WHAT YOU NEED TO DO —
a. According to the anorectal injury excerpt, why is fecal diversion preferred in cases with massive destruction, severe infection, or a high risk of infection? Answer in one to three sentences.
b. Pick up the text on anorectal injuries after its last sentence and continue it in the same technical voice.

EXCERPT —

Early diagnosis and aggressive treatment result in good prognosis and this is extremely important in lowering the mortality and morbidity from anorectal injuries.
Initially, all patients with traumatic injuries should be managed according to the Advanced Trauma Life Support (ATLS) principles defined by the American College of Surgeons. Trauma patients should be resuscitated and stabilised prior to examination of anoorectal injuries. Examination of the abdomen is essential in order to locate potential sites of penetration or bleeding. The presence of signs of peritonitis such as local or generalized guarding and rigidity will give an indication as to the severity of internal bowel and/or organ damage. Additionally, digital rectal examination (DRE) of the anus/rectum allows for assessment of anal sphincter tone, detection of rectal foreign bodies, gastrointestinal bleeding and potential pelvic fractures. If a rectal injury is suspected, a rigid proctoscopy or sigmoidoscopy is advised.
Due to the site of the anorectum and the high contamination with stool, infection of the wounds is very dangerous and may affect the healing, repair, and prognosis and should be taken seriously , so if massive destruction, severe infection, or patients with high risk for infection due to delayed management, peritonitis , immunocompromized patients, fecal diversion is preferred . Antibiotics should be mandatory as a prophylaxis in all cases with wound contamination.

Data entries —
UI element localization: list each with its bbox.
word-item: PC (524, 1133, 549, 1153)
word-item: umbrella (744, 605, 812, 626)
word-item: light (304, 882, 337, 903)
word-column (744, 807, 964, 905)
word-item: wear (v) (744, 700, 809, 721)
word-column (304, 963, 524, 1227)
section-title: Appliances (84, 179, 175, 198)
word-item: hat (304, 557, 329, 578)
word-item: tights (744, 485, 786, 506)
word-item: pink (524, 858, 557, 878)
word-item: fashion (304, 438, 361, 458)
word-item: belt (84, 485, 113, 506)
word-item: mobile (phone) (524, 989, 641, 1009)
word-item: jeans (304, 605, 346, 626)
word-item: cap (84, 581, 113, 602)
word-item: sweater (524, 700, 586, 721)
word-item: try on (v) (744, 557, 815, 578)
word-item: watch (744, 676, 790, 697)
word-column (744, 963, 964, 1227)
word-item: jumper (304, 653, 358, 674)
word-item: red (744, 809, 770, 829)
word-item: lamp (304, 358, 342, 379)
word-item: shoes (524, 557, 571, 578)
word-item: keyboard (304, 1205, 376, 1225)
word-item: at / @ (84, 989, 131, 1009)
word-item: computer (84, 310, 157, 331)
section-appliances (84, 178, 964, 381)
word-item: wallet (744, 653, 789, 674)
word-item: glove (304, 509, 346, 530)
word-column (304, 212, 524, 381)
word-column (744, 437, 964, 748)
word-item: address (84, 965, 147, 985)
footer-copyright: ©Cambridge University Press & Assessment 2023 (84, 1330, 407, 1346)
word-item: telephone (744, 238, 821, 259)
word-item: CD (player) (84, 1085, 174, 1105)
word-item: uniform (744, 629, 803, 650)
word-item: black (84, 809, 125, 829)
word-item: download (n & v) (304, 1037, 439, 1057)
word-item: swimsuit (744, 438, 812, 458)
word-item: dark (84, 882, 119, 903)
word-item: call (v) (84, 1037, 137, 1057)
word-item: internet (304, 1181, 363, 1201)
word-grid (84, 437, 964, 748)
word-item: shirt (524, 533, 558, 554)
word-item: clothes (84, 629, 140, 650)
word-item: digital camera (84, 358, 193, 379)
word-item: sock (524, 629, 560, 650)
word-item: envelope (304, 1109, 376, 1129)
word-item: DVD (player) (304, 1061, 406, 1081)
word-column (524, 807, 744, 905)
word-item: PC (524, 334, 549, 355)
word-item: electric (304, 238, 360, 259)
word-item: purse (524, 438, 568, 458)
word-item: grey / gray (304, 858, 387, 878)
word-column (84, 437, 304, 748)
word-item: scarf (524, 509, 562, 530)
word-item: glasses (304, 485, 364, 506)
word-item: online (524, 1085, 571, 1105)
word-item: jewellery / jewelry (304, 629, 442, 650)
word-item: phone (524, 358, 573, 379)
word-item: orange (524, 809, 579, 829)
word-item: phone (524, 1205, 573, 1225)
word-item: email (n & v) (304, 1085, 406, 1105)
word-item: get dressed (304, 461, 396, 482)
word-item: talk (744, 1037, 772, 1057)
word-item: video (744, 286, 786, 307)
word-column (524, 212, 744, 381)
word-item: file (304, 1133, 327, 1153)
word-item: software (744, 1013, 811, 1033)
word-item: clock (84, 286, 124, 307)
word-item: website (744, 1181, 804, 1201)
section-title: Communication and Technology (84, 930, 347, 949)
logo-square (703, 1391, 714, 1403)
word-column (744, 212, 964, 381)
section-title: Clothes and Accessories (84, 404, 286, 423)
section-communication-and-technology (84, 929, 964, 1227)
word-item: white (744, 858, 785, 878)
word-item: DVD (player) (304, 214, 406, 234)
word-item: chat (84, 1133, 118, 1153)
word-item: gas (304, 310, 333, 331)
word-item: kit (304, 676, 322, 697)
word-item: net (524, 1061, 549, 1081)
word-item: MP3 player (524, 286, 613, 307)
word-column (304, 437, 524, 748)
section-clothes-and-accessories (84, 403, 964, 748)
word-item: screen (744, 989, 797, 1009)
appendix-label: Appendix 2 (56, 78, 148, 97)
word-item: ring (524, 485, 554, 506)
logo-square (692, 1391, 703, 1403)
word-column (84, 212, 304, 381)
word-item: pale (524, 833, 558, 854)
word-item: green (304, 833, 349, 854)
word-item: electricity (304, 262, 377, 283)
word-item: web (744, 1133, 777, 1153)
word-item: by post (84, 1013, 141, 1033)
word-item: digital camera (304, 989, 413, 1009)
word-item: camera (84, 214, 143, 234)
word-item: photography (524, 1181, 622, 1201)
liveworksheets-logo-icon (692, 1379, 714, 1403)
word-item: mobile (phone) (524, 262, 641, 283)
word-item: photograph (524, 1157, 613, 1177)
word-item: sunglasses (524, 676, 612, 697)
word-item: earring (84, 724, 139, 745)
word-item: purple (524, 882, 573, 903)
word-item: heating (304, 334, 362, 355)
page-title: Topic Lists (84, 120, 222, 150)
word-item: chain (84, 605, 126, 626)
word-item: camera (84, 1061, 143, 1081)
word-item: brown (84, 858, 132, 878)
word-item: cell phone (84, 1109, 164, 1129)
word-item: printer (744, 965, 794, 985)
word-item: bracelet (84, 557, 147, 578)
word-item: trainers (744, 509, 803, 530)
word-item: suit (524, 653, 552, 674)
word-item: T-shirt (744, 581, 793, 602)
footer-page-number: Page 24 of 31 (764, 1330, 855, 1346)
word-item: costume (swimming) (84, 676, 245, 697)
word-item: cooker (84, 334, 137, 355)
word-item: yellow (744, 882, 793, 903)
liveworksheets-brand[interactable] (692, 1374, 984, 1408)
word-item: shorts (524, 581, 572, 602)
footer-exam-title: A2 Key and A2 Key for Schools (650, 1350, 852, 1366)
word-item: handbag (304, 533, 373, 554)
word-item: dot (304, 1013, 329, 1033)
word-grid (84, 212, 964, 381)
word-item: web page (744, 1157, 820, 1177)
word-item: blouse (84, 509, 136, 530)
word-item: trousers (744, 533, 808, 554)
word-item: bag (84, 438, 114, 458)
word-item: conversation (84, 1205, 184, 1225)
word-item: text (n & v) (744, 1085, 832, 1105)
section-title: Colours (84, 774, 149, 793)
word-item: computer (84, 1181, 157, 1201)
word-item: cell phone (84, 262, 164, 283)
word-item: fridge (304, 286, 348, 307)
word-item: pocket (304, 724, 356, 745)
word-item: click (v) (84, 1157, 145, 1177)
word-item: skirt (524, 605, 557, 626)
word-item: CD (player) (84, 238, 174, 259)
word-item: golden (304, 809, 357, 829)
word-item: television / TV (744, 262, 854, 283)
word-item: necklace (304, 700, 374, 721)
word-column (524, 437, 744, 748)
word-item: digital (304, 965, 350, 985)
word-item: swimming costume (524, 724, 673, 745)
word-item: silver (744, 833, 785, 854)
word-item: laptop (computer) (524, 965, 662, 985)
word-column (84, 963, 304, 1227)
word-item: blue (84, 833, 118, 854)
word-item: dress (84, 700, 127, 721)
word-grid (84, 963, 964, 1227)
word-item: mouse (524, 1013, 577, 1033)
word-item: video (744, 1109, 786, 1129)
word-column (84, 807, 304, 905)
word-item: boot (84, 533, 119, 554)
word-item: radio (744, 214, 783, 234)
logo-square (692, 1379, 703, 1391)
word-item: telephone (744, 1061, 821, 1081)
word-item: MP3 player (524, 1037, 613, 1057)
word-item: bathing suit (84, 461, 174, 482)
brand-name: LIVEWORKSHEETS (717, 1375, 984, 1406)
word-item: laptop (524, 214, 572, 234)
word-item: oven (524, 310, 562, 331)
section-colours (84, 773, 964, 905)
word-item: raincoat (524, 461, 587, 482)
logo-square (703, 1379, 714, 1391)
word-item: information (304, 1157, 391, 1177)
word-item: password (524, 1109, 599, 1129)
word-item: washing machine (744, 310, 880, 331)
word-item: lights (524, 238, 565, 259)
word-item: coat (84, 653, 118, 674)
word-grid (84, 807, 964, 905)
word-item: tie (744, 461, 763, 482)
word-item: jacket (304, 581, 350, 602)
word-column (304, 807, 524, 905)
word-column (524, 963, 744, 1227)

RESULTS —
a. The anorectum's location and its heavy contamination with stool make wound infection very dangerous, since infection can affect healing, repair, and prognosis. In patients with massive destruction, severe infection, or a high infection risk, fecal diversion is therefore preferred.

b.
Laparoscopy in selected cases better to be done to exclude intraperitoneal rectal injury and preferred than laparotomy.
The most important factors in determining treatment for anorectal injuries are these: (i) the general physical condition of the patient, (ii) the mechanism by which the injury was incurred, (iii) the interval between the injury and operative intervention, (iv) the presence of shock or hemodynamic instability, (v) the presence of peritoneal contamination, (vi) any injury or avulsion of the mesentery of the rectum, and (vii) the presence of multiple organ injury (viii) the site of the injury (ix) the degree and grade of injury (x) sphincter affection.
Based on our review, we recommend primary repair with diverting colostomy in patients with destructive injuries involving the anus and rectum.
Patients with an isolated intraperitoneal rectal injury or injury to the anus without significant soft tissue loss or sphincter destruction may be managed without a colostomy.
There are no definitive guidelines on the management of trauma to the rectum and anus. Management should be individually assessed and managed in a separable maneuver with patient variation.
Diversion better to be done with proximal loop colostomy or end colostomy than presacral drainage as presacral drainage is more hazardous and with no important role in infection.
We recommend further studies with large numbers are necessary to identify modifiable factors to improve morbidity after traumatic anorectal injuries.
Raising campaigns to educate people about accidents and their catastrophes is essential as prevention is better than cure.